START Records shown

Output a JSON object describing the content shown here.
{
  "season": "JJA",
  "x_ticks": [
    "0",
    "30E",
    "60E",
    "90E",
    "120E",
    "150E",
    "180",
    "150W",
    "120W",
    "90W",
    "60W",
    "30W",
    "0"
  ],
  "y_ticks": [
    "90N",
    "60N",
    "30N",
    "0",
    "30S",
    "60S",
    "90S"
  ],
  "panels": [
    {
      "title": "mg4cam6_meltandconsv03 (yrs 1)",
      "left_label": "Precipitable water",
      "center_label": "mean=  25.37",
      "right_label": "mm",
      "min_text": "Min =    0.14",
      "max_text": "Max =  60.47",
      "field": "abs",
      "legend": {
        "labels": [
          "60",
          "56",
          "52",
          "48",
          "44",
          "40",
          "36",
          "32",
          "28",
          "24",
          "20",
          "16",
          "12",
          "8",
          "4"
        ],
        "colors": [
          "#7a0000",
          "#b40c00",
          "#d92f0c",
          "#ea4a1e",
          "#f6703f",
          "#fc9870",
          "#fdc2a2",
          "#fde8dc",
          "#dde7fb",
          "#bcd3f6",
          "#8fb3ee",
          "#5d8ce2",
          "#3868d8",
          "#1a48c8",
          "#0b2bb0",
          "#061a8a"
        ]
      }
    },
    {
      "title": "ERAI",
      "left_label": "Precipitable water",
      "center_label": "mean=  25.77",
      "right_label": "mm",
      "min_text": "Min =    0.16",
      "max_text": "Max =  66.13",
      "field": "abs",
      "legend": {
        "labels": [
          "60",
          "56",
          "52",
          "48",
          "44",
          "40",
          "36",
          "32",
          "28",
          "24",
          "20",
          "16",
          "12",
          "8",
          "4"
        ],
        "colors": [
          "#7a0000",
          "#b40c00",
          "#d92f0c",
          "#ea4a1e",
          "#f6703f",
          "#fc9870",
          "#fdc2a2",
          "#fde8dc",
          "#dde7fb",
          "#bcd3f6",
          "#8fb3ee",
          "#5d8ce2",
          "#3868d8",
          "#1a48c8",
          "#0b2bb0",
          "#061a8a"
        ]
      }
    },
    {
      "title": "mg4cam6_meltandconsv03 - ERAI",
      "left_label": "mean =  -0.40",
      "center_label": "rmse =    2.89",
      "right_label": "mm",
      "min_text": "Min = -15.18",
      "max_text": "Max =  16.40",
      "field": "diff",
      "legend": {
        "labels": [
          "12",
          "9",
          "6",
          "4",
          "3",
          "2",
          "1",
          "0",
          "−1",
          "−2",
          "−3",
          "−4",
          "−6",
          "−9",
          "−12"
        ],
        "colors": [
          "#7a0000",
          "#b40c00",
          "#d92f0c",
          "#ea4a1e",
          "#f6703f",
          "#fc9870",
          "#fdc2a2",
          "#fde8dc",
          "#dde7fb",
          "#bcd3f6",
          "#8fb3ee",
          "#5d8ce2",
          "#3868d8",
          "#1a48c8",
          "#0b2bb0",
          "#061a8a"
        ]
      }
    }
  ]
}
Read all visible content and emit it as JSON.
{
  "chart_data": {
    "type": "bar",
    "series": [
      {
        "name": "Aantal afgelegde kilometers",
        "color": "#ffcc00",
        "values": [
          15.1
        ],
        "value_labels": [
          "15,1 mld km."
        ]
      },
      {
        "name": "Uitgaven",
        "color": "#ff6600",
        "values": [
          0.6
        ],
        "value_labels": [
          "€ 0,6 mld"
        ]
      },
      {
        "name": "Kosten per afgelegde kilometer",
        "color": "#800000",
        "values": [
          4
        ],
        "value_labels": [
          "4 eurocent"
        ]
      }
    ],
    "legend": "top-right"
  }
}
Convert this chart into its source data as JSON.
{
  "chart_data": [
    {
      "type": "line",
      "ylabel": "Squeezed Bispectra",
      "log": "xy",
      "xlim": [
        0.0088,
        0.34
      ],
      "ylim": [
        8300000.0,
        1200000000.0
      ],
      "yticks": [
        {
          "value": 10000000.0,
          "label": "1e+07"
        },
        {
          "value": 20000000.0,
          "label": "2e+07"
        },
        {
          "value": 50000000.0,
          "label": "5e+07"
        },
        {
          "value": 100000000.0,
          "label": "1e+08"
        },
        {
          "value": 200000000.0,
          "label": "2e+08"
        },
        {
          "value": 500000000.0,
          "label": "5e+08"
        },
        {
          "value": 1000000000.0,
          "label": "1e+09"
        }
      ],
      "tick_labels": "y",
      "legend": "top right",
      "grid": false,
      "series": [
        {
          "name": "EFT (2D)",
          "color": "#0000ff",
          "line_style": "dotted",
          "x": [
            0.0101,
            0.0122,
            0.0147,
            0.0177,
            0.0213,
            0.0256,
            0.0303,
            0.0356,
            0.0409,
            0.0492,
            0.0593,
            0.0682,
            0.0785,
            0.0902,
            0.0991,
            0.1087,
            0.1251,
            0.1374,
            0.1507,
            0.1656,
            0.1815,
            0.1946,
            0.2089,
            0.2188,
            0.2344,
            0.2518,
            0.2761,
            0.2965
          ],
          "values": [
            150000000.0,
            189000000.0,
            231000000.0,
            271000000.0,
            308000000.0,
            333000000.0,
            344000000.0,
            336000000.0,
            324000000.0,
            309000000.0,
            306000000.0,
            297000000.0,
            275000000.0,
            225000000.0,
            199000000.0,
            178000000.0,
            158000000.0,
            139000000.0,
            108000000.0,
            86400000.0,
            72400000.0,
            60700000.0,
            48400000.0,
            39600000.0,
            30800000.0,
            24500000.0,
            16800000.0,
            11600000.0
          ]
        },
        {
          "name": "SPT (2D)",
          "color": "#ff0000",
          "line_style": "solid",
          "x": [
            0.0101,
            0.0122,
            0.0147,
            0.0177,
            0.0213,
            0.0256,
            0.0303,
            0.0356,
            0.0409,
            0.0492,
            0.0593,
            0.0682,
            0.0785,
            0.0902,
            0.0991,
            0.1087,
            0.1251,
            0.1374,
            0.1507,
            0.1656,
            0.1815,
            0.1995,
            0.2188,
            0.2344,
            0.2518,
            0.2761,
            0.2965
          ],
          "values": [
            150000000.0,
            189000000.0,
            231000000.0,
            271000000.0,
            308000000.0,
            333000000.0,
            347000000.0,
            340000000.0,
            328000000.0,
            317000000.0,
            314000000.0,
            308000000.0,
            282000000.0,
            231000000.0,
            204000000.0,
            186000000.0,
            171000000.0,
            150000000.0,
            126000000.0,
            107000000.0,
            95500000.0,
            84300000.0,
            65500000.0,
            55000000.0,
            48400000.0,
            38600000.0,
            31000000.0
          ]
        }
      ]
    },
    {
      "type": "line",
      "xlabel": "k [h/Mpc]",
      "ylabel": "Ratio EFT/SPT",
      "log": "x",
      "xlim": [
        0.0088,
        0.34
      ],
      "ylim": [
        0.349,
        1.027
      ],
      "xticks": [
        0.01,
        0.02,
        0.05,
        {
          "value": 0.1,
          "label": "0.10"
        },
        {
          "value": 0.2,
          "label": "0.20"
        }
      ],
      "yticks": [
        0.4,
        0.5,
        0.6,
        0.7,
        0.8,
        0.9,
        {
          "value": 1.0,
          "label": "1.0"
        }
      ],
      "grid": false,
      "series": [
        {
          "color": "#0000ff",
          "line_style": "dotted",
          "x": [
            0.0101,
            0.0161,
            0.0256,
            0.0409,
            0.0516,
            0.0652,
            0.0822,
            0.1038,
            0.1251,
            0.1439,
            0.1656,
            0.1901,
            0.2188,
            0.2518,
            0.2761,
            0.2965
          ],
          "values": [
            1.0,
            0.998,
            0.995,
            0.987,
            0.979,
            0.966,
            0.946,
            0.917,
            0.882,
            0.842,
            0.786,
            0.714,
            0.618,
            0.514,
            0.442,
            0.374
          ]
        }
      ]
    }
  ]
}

END Records shown

- **Brief**: Reproduce the material above exactly; please quote every line of it.

- **Task output**:
Output a JSON object describing the content shown here.
{
  "season": "JJA",
  "x_ticks": [
    "0",
    "30E",
    "60E",
    "90E",
    "120E",
    "150E",
    "180",
    "150W",
    "120W",
    "90W",
    "60W",
    "30W",
    "0"
  ],
  "y_ticks": [
    "90N",
    "60N",
    "30N",
    "0",
    "30S",
    "60S",
    "90S"
  ],
  "panels": [
    {
      "title": "mg4cam6_meltandconsv03 (yrs 1)",
      "left_label": "Precipitable water",
      "center_label": "mean=  25.37",
      "right_label": "mm",
      "min_text": "Min =    0.14",
      "max_text": "Max =  60.47",
      "field": "abs",
      "legend": {
        "labels": [
          "60",
          "56",
          "52",
          "48",
          "44",
          "40",
          "36",
          "32",
          "28",
          "24",
          "20",
          "16",
          "12",
          "8",
          "4"
        ],
        "colors": [
          "#7a0000",
          "#b40c00",
          "#d92f0c",
          "#ea4a1e",
          "#f6703f",
          "#fc9870",
          "#fdc2a2",
          "#fde8dc",
          "#dde7fb",
          "#bcd3f6",
          "#8fb3ee",
          "#5d8ce2",
          "#3868d8",
          "#1a48c8",
          "#0b2bb0",
          "#061a8a"
        ]
      }
    },
    {
      "title": "ERAI",
      "left_label": "Precipitable water",
      "center_label": "mean=  25.77",
      "right_label": "mm",
      "min_text": "Min =    0.16",
      "max_text": "Max =  66.13",
      "field": "abs",
      "legend": {
        "labels": [
          "60",
          "56",
          "52",
          "48",
          "44",
          "40",
          "36",
          "32",
          "28",
          "24",
          "20",
          "16",
          "12",
          "8",
          "4"
        ],
        "colors": [
          "#7a0000",
          "#b40c00",
          "#d92f0c",
          "#ea4a1e",
          "#f6703f",
          "#fc9870",
          "#fdc2a2",
          "#fde8dc",
          "#dde7fb",
          "#bcd3f6",
          "#8fb3ee",
          "#5d8ce2",
          "#3868d8",
          "#1a48c8",
          "#0b2bb0",
          "#061a8a"
        ]
      }
    },
    {
      "title": "mg4cam6_meltandconsv03 - ERAI",
      "left_label": "mean =  -0.40",
      "center_label": "rmse =    2.89",
      "right_label": "mm",
      "min_text": "Min = -15.18",
      "max_text": "Max =  16.40",
      "field": "diff",
      "legend": {
        "labels": [
          "12",
          "9",
          "6",
          "4",
          "3",
          "2",
          "1",
          "0",
          "−1",
          "−2",
          "−3",
          "−4",
          "−6",
          "−9",
          "−12"
        ],
        "colors": [
          "#7a0000",
          "#b40c00",
          "#d92f0c",
          "#ea4a1e",
          "#f6703f",
          "#fc9870",
          "#fdc2a2",
          "#fde8dc",
          "#dde7fb",
          "#bcd3f6",
          "#8fb3ee",
          "#5d8ce2",
          "#3868d8",
          "#1a48c8",
          "#0b2bb0",
          "#061a8a"
        ]
      }
    }
  ]
}
Read all visible content and emit it as JSON.
{
  "chart_data": {
    "type": "bar",
    "series": [
      {
        "name": "Aantal afgelegde kilometers",
        "color": "#ffcc00",
        "values": [
          15.1
        ],
        "value_labels": [
          "15,1 mld km."
        ]
      },
      {
        "name": "Uitgaven",
        "color": "#ff6600",
        "values": [
          0.6
        ],
        "value_labels": [
          "€ 0,6 mld"
        ]
      },
      {
        "name": "Kosten per afgelegde kilometer",
        "color": "#800000",
        "values": [
          4
        ],
        "value_labels": [
          "4 eurocent"
        ]
      }
    ],
    "legend": "top-right"
  }
}
Convert this chart into its source data as JSON.
{
  "chart_data": [
    {
      "type": "line",
      "ylabel": "Squeezed Bispectra",
      "log": "xy",
      "xlim": [
        0.0088,
        0.34
      ],
      "ylim": [
        8300000.0,
        1200000000.0
      ],
      "yticks": [
        {
          "value": 10000000.0,
          "label": "1e+07"
        },
        {
          "value": 20000000.0,
          "label": "2e+07"
        },
        {
          "value": 50000000.0,
          "label": "5e+07"
        },
        {
          "value": 100000000.0,
          "label": "1e+08"
        },
        {
          "value": 200000000.0,
          "label": "2e+08"
        },
        {
          "value": 500000000.0,
          "label": "5e+08"
        },
        {
          "value": 1000000000.0,
          "label": "1e+09"
        }
      ],
      "tick_labels": "y",
      "legend": "top right",
      "grid": false,
      "series": [
        {
          "name": "EFT (2D)",
          "color": "#0000ff",
          "line_style": "dotted",
          "x": [
            0.0101,
            0.0122,
            0.0147,
            0.0177,
            0.0213,
            0.0256,
            0.0303,
            0.0356,
            0.0409,
            0.0492,
            0.0593,
            0.0682,
            0.0785,
            0.0902,
            0.0991,
            0.1087,
            0.1251,
            0.1374,
            0.1507,
            0.1656,
            0.1815,
            0.1946,
            0.2089,
            0.2188,
            0.2344,
            0.2518,
            0.2761,
            0.2965
          ],
          "values": [
            150000000.0,
            189000000.0,
            231000000.0,
            271000000.0,
            308000000.0,
            333000000.0,
            344000000.0,
            336000000.0,
            324000000.0,
            309000000.0,
            306000000.0,
            297000000.0,
            275000000.0,
            225000000.0,
            199000000.0,
            178000000.0,
            158000000.0,
            139000000.0,
            108000000.0,
            86400000.0,
            72400000.0,
            60700000.0,
            48400000.0,
            39600000.0,
            30800000.0,
            24500000.0,
            16800000.0,
            11600000.0
          ]
        },
        {
          "name": "SPT (2D)",
          "color": "#ff0000",
          "line_style": "solid",
          "x": [
            0.0101,
            0.0122,
            0.0147,
            0.0177,
            0.0213,
            0.0256,
            0.0303,
            0.0356,
            0.0409,
            0.0492,
            0.0593,
            0.0682,
            0.0785,
            0.0902,
            0.0991,
            0.1087,
            0.1251,
            0.1374,
            0.1507,
            0.1656,
            0.1815,
            0.1995,
            0.2188,
            0.2344,
            0.2518,
            0.2761,
            0.2965
          ],
          "values": [
            150000000.0,
            189000000.0,
            231000000.0,
            271000000.0,
            308000000.0,
            333000000.0,
            347000000.0,
            340000000.0,
            328000000.0,
            317000000.0,
            314000000.0,
            308000000.0,
            282000000.0,
            231000000.0,
            204000000.0,
            186000000.0,
            171000000.0,
            150000000.0,
            126000000.0,
            107000000.0,
            95500000.0,
            84300000.0,
            65500000.0,
            55000000.0,
            48400000.0,
            38600000.0,
            31000000.0
          ]
        }
      ]
    },
    {
      "type": "line",
      "xlabel": "k [h/Mpc]",
      "ylabel": "Ratio EFT/SPT",
      "log": "x",
      "xlim": [
        0.0088,
        0.34
      ],
      "ylim": [
        0.349,
        1.027
      ],
      "xticks": [
        0.01,
        0.02,
        0.05,
        {
          "value": 0.1,
          "label": "0.10"
        },
        {
          "value": 0.2,
          "label": "0.20"
        }
      ],
      "yticks": [
        0.4,
        0.5,
        0.6,
        0.7,
        0.8,
        0.9,
        {
          "value": 1.0,
          "label": "1.0"
        }
      ],
      "grid": false,
      "series": [
        {
          "color": "#0000ff",
          "line_style": "dotted",
          "x": [
            0.0101,
            0.0161,
            0.0256,
            0.0409,
            0.0516,
            0.0652,
            0.0822,
            0.1038,
            0.1251,
            0.1439,
            0.1656,
            0.1901,
            0.2188,
            0.2518,
            0.2761,
            0.2965
          ],
          "values": [
            1.0,
            0.998,
            0.995,
            0.987,
            0.979,
            0.966,
            0.946,
            0.917,
            0.882,
            0.842,
            0.786,
            0.714,
            0.618,
            0.514,
            0.442,
            0.374
          ]
        }
      ]
    }
  ]
}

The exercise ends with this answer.